[start of DATASET RECORDS]
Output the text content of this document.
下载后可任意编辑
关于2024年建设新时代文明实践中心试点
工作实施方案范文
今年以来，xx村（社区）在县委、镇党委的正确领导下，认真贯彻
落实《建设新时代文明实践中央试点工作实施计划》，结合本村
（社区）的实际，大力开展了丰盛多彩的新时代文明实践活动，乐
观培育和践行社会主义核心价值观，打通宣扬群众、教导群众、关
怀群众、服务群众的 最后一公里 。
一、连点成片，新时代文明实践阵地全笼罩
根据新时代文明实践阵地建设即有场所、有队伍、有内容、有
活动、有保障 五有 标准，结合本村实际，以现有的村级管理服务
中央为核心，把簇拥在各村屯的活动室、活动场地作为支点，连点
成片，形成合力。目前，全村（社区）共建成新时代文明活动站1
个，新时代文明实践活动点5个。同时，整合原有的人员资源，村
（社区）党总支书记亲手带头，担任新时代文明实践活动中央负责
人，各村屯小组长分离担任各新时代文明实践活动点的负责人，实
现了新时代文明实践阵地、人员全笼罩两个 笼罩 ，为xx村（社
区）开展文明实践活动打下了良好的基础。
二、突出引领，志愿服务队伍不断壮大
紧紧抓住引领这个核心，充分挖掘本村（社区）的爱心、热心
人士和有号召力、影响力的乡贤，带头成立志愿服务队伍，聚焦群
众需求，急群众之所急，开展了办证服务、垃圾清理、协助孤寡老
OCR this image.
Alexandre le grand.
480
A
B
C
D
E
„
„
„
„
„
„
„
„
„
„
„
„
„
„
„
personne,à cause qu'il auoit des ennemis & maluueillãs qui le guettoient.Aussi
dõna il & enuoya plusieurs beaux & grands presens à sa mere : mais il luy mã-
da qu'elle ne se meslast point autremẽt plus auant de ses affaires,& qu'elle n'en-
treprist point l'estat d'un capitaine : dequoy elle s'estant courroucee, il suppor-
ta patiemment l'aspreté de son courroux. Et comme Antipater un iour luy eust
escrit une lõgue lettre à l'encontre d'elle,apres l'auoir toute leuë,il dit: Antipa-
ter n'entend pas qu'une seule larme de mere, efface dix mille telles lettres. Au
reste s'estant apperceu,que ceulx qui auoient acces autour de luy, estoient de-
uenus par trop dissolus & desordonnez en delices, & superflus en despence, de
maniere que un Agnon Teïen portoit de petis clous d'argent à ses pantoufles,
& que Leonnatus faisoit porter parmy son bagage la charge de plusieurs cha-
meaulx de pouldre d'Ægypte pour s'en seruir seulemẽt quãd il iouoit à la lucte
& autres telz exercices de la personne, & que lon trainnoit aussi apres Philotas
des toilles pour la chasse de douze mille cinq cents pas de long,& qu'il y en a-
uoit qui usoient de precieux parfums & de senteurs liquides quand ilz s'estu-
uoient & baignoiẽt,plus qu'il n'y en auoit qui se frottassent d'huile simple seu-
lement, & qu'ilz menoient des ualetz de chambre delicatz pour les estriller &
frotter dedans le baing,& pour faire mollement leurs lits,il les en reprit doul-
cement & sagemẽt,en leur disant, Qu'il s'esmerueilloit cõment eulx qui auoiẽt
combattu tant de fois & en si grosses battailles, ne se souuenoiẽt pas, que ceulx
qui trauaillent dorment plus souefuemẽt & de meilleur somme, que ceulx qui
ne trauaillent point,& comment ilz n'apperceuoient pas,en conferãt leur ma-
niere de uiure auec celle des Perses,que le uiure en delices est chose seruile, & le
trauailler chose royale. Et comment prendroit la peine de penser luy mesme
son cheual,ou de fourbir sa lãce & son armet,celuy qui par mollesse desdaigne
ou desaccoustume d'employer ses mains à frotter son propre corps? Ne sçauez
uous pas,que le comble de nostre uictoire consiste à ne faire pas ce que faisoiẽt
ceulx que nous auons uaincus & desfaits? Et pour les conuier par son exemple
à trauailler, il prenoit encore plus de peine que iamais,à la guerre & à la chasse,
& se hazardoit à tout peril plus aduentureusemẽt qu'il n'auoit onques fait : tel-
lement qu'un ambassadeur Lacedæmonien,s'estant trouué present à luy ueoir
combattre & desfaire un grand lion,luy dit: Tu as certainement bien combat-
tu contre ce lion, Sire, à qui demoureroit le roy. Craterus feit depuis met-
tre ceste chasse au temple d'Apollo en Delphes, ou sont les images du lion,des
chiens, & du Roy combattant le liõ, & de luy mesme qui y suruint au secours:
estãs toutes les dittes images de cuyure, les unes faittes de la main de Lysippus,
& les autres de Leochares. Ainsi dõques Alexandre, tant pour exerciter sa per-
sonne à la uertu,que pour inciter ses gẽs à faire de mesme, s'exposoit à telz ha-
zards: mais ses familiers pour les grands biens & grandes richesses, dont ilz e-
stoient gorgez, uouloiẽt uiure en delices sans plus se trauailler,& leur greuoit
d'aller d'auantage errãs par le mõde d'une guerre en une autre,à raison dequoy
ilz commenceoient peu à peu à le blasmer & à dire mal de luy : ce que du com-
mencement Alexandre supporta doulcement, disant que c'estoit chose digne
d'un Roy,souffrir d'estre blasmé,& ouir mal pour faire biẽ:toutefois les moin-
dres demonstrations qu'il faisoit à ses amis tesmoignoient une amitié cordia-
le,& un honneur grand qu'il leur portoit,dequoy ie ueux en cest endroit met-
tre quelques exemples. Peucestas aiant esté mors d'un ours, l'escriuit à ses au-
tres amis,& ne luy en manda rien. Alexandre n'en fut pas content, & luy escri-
[end of DATASET RECORDS]
PROMPT » Recopy the entries above exactly, with every line included.

OUTPUT OF THE EXERCISE »
Output the text content of this document.
下载后可任意编辑
关于2024年建设新时代文明实践中心试点
工作实施方案范文
今年以来，xx村（社区）在县委、镇党委的正确领导下，认真贯彻
落实《建设新时代文明实践中央试点工作实施计划》，结合本村
（社区）的实际，大力开展了丰盛多彩的新时代文明实践活动，乐
观培育和践行社会主义核心价值观，打通宣扬群众、教导群众、关
怀群众、服务群众的 最后一公里 。
一、连点成片，新时代文明实践阵地全笼罩
根据新时代文明实践阵地建设即有场所、有队伍、有内容、有
活动、有保障 五有 标准，结合本村实际，以现有的村级管理服务
中央为核心，把簇拥在各村屯的活动室、活动场地作为支点，连点
成片，形成合力。目前，全村（社区）共建成新时代文明活动站1
个，新时代文明实践活动点5个。同时，整合原有的人员资源，村
（社区）党总支书记亲手带头，担任新时代文明实践活动中央负责
人，各村屯小组长分离担任各新时代文明实践活动点的负责人，实
现了新时代文明实践阵地、人员全笼罩两个 笼罩 ，为xx村（社
区）开展文明实践活动打下了良好的基础。
二、突出引领，志愿服务队伍不断壮大
紧紧抓住引领这个核心，充分挖掘本村（社区）的爱心、热心
人士和有号召力、影响力的乡贤，带头成立志愿服务队伍，聚焦群
众需求，急群众之所急，开展了办证服务、垃圾清理、协助孤寡老
OCR this image.
Alexandre le grand.
480
A
B
C
D
E
„
„
„
„
„
„
„
„
„
„
„
„
„
„
„
personne,à cause qu'il auoit des ennemis & maluueillãs qui le guettoient.Aussi
dõna il & enuoya plusieurs beaux & grands presens à sa mere : mais il luy mã-
da qu'elle ne se meslast point autremẽt plus auant de ses affaires,& qu'elle n'en-
treprist point l'estat d'un capitaine : dequoy elle s'estant courroucee, il suppor-
ta patiemment l'aspreté de son courroux. Et comme Antipater un iour luy eust
escrit une lõgue lettre à l'encontre d'elle,apres l'auoir toute leuë,il dit: Antipa-
ter n'entend pas qu'une seule larme de mere, efface dix mille telles lettres. Au
reste s'estant apperceu,que ceulx qui auoient acces autour de luy, estoient de-
uenus par trop dissolus & desordonnez en delices, & superflus en despence, de
maniere que un Agnon Teïen portoit de petis clous d'argent à ses pantoufles,
& que Leonnatus faisoit porter parmy son bagage la charge de plusieurs cha-
meaulx de pouldre d'Ægypte pour s'en seruir seulemẽt quãd il iouoit à la lucte
& autres telz exercices de la personne, & que lon trainnoit aussi apres Philotas
des toilles pour la chasse de douze mille cinq cents pas de long,& qu'il y en a-
uoit qui usoient de precieux parfums & de senteurs liquides quand ilz s'estu-
uoient & baignoiẽt,plus qu'il n'y en auoit qui se frottassent d'huile simple seu-
lement, & qu'ilz menoient des ualetz de chambre delicatz pour les estriller &
frotter dedans le baing,& pour faire mollement leurs lits,il les en reprit doul-
cement & sagemẽt,en leur disant, Qu'il s'esmerueilloit cõment eulx qui auoiẽt
combattu tant de fois & en si grosses battailles, ne se souuenoiẽt pas, que ceulx
qui trauaillent dorment plus souefuemẽt & de meilleur somme, que ceulx qui
ne trauaillent point,& comment ilz n'apperceuoient pas,en conferãt leur ma-
niere de uiure auec celle des Perses,que le uiure en delices est chose seruile, & le
trauailler chose royale. Et comment prendroit la peine de penser luy mesme
son cheual,ou de fourbir sa lãce & son armet,celuy qui par mollesse desdaigne
ou desaccoustume d'employer ses mains à frotter son propre corps? Ne sçauez
uous pas,que le comble de nostre uictoire consiste à ne faire pas ce que faisoiẽt
ceulx que nous auons uaincus & desfaits? Et pour les conuier par son exemple
à trauailler, il prenoit encore plus de peine que iamais,à la guerre & à la chasse,
& se hazardoit à tout peril plus aduentureusemẽt qu'il n'auoit onques fait : tel-
lement qu'un ambassadeur Lacedæmonien,s'estant trouué present à luy ueoir
combattre & desfaire un grand lion,luy dit: Tu as certainement bien combat-
tu contre ce lion, Sire, à qui demoureroit le roy. Craterus feit depuis met-
tre ceste chasse au temple d'Apollo en Delphes, ou sont les images du lion,des
chiens, & du Roy combattant le liõ, & de luy mesme qui y suruint au secours:
estãs toutes les dittes images de cuyure, les unes faittes de la main de Lysippus,
& les autres de Leochares. Ainsi dõques Alexandre, tant pour exerciter sa per-
sonne à la uertu,que pour inciter ses gẽs à faire de mesme, s'exposoit à telz ha-
zards: mais ses familiers pour les grands biens & grandes richesses, dont ilz e-
stoient gorgez, uouloiẽt uiure en delices sans plus se trauailler,& leur greuoit
d'aller d'auantage errãs par le mõde d'une guerre en une autre,à raison dequoy
ilz commenceoient peu à peu à le blasmer & à dire mal de luy : ce que du com-
mencement Alexandre supporta doulcement, disant que c'estoit chose digne
d'un Roy,souffrir d'estre blasmé,& ouir mal pour faire biẽ:toutefois les moin-
dres demonstrations qu'il faisoit à ses amis tesmoignoient une amitié cordia-
le,& un honneur grand qu'il leur portoit,dequoy ie ueux en cest endroit met-
tre quelques exemples. Peucestas aiant esté mors d'un ours, l'escriuit à ses au-
tres amis,& ne luy en manda rien. Alexandre n'en fut pas content, & luy escri-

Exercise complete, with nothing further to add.